(SHORT EXERCISE): Can you write out the whole listing exactly?

**** MATERIAL FOR THIS EXERCISE

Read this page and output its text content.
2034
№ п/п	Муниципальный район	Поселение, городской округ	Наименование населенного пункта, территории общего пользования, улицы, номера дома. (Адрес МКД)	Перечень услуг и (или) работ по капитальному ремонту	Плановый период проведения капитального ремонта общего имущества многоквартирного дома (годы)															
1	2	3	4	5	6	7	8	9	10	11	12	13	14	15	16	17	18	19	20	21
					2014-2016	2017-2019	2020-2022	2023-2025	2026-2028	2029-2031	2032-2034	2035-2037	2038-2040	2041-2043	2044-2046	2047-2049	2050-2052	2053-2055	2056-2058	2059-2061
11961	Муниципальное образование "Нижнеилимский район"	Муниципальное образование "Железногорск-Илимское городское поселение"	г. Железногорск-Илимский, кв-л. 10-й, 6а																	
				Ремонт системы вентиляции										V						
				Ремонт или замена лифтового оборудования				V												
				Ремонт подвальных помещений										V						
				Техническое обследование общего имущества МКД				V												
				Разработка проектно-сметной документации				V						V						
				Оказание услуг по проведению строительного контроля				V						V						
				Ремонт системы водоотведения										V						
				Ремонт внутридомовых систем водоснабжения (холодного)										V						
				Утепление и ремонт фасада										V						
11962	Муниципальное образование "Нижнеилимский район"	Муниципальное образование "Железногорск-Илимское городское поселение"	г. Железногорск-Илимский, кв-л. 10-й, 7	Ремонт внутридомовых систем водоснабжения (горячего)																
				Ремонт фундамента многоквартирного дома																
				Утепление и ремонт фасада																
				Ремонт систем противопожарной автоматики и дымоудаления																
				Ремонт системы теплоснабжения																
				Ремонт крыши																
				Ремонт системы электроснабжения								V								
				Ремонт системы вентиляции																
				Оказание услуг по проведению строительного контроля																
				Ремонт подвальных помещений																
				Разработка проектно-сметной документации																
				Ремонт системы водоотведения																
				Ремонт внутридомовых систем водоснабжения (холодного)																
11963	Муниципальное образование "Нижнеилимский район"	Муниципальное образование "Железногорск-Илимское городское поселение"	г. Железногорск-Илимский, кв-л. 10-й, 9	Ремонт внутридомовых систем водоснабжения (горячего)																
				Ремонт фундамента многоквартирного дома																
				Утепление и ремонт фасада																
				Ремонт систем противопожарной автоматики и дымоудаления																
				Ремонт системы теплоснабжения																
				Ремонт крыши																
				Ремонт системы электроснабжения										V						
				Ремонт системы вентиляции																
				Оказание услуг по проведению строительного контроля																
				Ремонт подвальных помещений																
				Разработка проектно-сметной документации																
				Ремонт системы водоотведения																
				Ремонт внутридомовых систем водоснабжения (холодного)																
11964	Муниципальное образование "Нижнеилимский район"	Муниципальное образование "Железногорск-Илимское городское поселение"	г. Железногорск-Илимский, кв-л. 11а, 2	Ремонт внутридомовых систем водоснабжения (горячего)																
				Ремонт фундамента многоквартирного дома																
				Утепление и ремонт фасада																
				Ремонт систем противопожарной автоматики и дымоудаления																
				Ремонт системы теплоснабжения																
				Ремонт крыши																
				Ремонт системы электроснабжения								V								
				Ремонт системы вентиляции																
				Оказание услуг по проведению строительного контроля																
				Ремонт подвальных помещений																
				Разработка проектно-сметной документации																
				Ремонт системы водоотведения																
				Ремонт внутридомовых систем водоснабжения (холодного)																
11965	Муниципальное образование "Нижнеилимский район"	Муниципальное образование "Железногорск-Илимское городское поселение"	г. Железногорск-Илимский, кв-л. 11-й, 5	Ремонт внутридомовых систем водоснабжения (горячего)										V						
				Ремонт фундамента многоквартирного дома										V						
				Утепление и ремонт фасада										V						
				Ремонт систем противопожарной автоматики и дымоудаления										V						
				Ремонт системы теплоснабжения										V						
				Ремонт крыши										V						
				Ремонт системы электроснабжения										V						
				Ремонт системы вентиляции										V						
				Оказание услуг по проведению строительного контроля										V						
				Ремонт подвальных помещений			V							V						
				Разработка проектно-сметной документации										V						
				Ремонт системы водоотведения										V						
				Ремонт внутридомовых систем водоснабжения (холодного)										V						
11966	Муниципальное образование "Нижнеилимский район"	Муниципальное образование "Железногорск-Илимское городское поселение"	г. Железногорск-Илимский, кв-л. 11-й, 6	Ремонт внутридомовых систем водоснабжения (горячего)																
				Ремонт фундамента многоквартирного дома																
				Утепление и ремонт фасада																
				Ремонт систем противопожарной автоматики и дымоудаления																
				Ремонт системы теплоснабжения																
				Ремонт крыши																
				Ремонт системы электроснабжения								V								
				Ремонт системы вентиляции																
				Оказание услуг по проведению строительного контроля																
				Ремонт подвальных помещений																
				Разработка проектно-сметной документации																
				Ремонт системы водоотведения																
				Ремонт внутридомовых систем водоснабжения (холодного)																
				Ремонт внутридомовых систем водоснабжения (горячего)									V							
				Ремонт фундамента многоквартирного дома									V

********

(FULL OUTPUT):
Read this page and output its text content.
2034
№ п/п	Муниципальный район	Поселение, городской округ	Наименование населенного пункта, территории общего пользования, улицы, номера дома. (Адрес МКД)	Перечень услуг и (или) работ по капитальному ремонту	Плановый период проведения капитального ремонта общего имущества многоквартирного дома (годы)															
1	2	3	4	5	6	7	8	9	10	11	12	13	14	15	16	17	18	19	20	21
					2014-2016	2017-2019	2020-2022	2023-2025	2026-2028	2029-2031	2032-2034	2035-2037	2038-2040	2041-2043	2044-2046	2047-2049	2050-2052	2053-2055	2056-2058	2059-2061
11961	Муниципальное образование "Нижнеилимский район"	Муниципальное образование "Железногорск-Илимское городское поселение"	г. Железногорск-Илимский, кв-л. 10-й, 6а																	
				Ремонт системы вентиляции										V						
				Ремонт или замена лифтового оборудования				V												
				Ремонт подвальных помещений										V						
				Техническое обследование общего имущества МКД				V												
				Разработка проектно-сметной документации				V						V						
				Оказание услуг по проведению строительного контроля				V						V						
				Ремонт системы водоотведения										V						
				Ремонт внутридомовых систем водоснабжения (холодного)										V						
				Утепление и ремонт фасада										V						
11962	Муниципальное образование "Нижнеилимский район"	Муниципальное образование "Железногорск-Илимское городское поселение"	г. Железногорск-Илимский, кв-л. 10-й, 7	Ремонт внутридомовых систем водоснабжения (горячего)																
				Ремонт фундамента многоквартирного дома																
				Утепление и ремонт фасада																
				Ремонт систем противопожарной автоматики и дымоудаления																
				Ремонт системы теплоснабжения																
				Ремонт крыши																
				Ремонт системы электроснабжения								V								
				Ремонт системы вентиляции																
				Оказание услуг по проведению строительного контроля																
				Ремонт подвальных помещений																
				Разработка проектно-сметной документации																
				Ремонт системы водоотведения																
				Ремонт внутридомовых систем водоснабжения (холодного)																
11963	Муниципальное образование "Нижнеилимский район"	Муниципальное образование "Железногорск-Илимское городское поселение"	г. Железногорск-Илимский, кв-л. 10-й, 9	Ремонт внутридомовых систем водоснабжения (горячего)																
				Ремонт фундамента многоквартирного дома																
				Утепление и ремонт фасада																
				Ремонт систем противопожарной автоматики и дымоудаления																
				Ремонт системы теплоснабжения																
				Ремонт крыши																
				Ремонт системы электроснабжения										V						
				Ремонт системы вентиляции																
				Оказание услуг по проведению строительного контроля																
				Ремонт подвальных помещений																
				Разработка проектно-сметной документации																
				Ремонт системы водоотведения																
				Ремонт внутридомовых систем водоснабжения (холодного)																
11964	Муниципальное образование "Нижнеилимский район"	Муниципальное образование "Железногорск-Илимское городское поселение"	г. Железногорск-Илимский, кв-л. 11а, 2	Ремонт внутридомовых систем водоснабжения (горячего)																
				Ремонт фундамента многоквартирного дома																
				Утепление и ремонт фасада																
				Ремонт систем противопожарной автоматики и дымоудаления																
				Ремонт системы теплоснабжения																
				Ремонт крыши																
				Ремонт системы электроснабжения								V								
				Ремонт системы вентиляции																
				Оказание услуг по проведению строительного контроля																
				Ремонт подвальных помещений																
				Разработка проектно-сметной документации																
				Ремонт системы водоотведения																
				Ремонт внутридомовых систем водоснабжения (холодного)																
11965	Муниципальное образование "Нижнеилимский район"	Муниципальное образование "Железногорск-Илимское городское поселение"	г. Железногорск-Илимский, кв-л. 11-й, 5	Ремонт внутридомовых систем водоснабжения (горячего)										V						
				Ремонт фундамента многоквартирного дома										V						
				Утепление и ремонт фасада										V						
				Ремонт систем противопожарной автоматики и дымоудаления										V						
				Ремонт системы теплоснабжения										V						
				Ремонт крыши										V						
				Ремонт системы электроснабжения										V						
				Ремонт системы вентиляции										V						
				Оказание услуг по проведению строительного контроля										V						
				Ремонт подвальных помещений			V							V						
				Разработка проектно-сметной документации										V						
				Ремонт системы водоотведения										V						
				Ремонт внутридомовых систем водоснабжения (холодного)										V						
11966	Муниципальное образование "Нижнеилимский район"	Муниципальное образование "Железногорск-Илимское городское поселение"	г. Железногорск-Илимский, кв-л. 11-й, 6	Ремонт внутридомовых систем водоснабжения (горячего)																
				Ремонт фундамента многоквартирного дома																
				Утепление и ремонт фасада																
				Ремонт систем противопожарной автоматики и дымоудаления																
				Ремонт системы теплоснабжения																
				Ремонт крыши																
				Ремонт системы электроснабжения								V								
				Ремонт системы вентиляции																
				Оказание услуг по проведению строительного контроля																
				Ремонт подвальных помещений																
				Разработка проектно-сметной документации																
				Ремонт системы водоотведения																
				Ремонт внутридомовых систем водоснабжения (холодного)																
				Ремонт внутридомовых систем водоснабжения (горячего)									V							
				Ремонт фундамента многоквартирного дома									V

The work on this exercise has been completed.